Wherever the string "Time" occurs in a line of these records, report that line.

********************

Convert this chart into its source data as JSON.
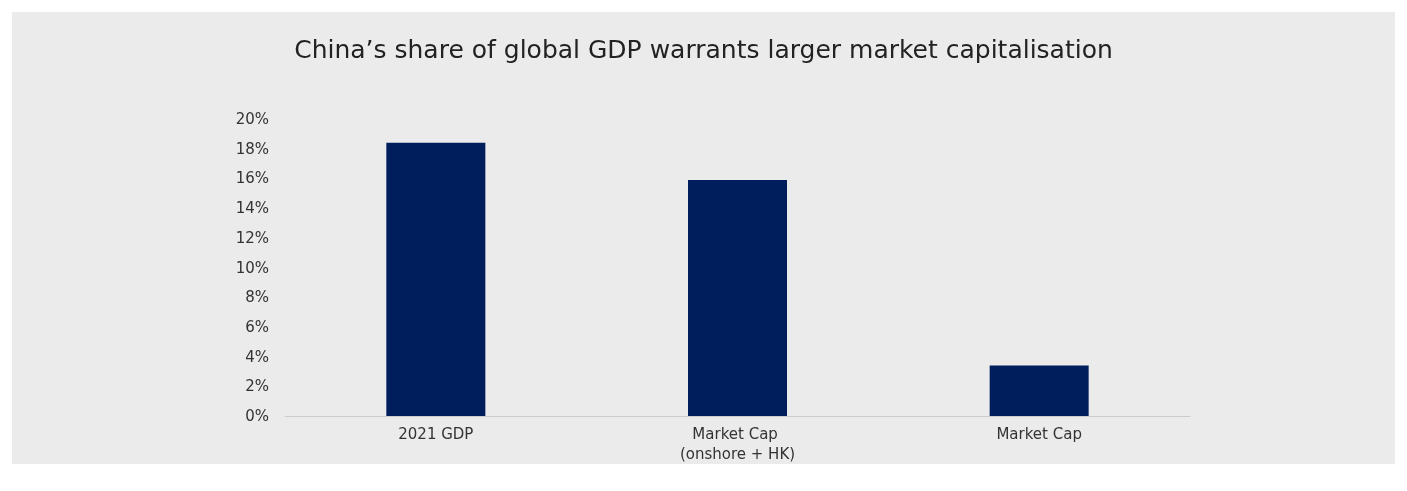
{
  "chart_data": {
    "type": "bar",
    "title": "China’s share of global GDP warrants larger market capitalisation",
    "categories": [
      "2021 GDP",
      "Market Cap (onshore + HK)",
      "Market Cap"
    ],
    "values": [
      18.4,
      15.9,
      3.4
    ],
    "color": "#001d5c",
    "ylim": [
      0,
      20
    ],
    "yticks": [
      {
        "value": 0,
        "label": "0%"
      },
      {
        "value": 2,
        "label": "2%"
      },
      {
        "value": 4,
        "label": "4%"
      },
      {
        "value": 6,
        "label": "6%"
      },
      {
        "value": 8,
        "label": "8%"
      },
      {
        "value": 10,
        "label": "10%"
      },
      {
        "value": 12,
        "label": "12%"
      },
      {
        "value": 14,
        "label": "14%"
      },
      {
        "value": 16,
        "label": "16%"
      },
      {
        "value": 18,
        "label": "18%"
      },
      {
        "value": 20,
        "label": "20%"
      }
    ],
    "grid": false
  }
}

********************

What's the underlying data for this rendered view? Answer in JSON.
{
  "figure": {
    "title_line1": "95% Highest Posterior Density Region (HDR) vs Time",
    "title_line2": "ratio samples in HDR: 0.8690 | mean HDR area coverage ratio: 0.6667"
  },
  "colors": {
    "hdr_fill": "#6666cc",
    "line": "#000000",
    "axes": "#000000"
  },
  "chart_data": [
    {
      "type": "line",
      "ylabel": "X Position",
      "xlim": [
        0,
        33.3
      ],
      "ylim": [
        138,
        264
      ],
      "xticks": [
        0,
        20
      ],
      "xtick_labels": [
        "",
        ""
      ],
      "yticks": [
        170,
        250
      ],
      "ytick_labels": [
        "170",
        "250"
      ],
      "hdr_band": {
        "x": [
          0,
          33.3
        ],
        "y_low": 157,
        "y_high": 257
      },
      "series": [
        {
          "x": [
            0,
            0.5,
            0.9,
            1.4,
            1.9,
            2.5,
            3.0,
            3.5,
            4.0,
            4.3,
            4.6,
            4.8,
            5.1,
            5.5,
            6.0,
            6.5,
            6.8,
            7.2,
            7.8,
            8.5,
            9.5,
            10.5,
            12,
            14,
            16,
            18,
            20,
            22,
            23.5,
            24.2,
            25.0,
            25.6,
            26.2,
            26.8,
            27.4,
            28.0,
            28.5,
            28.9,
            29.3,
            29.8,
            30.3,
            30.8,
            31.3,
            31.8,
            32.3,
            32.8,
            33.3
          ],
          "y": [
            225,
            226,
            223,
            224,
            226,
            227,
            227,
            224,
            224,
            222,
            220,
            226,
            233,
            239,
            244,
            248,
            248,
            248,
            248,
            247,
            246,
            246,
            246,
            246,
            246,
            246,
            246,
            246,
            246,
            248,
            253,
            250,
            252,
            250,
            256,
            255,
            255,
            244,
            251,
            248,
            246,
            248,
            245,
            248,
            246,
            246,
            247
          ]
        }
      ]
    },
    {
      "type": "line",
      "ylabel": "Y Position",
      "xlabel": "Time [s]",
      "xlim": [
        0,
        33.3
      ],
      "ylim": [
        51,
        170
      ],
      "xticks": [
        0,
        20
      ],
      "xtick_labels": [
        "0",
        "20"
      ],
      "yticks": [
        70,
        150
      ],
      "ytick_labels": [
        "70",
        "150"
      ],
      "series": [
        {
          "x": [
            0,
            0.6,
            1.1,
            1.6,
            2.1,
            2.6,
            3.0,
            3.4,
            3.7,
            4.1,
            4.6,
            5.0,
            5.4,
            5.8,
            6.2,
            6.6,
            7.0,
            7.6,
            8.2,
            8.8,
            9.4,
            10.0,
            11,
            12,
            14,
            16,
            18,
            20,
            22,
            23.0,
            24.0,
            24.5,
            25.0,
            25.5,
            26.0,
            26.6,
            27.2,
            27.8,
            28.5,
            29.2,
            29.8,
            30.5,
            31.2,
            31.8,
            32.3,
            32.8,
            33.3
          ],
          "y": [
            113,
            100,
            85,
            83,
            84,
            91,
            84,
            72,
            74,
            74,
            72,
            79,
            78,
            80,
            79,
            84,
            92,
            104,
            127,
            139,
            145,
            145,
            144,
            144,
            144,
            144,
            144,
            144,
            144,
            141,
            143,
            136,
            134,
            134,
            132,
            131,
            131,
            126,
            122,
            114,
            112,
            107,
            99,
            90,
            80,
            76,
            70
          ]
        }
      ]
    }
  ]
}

********************

**Reply to the exercise:**
    "title_line1": "95% Highest Posterior Density Region (HDR) vs Time",
      "xlabel": "Time [s]",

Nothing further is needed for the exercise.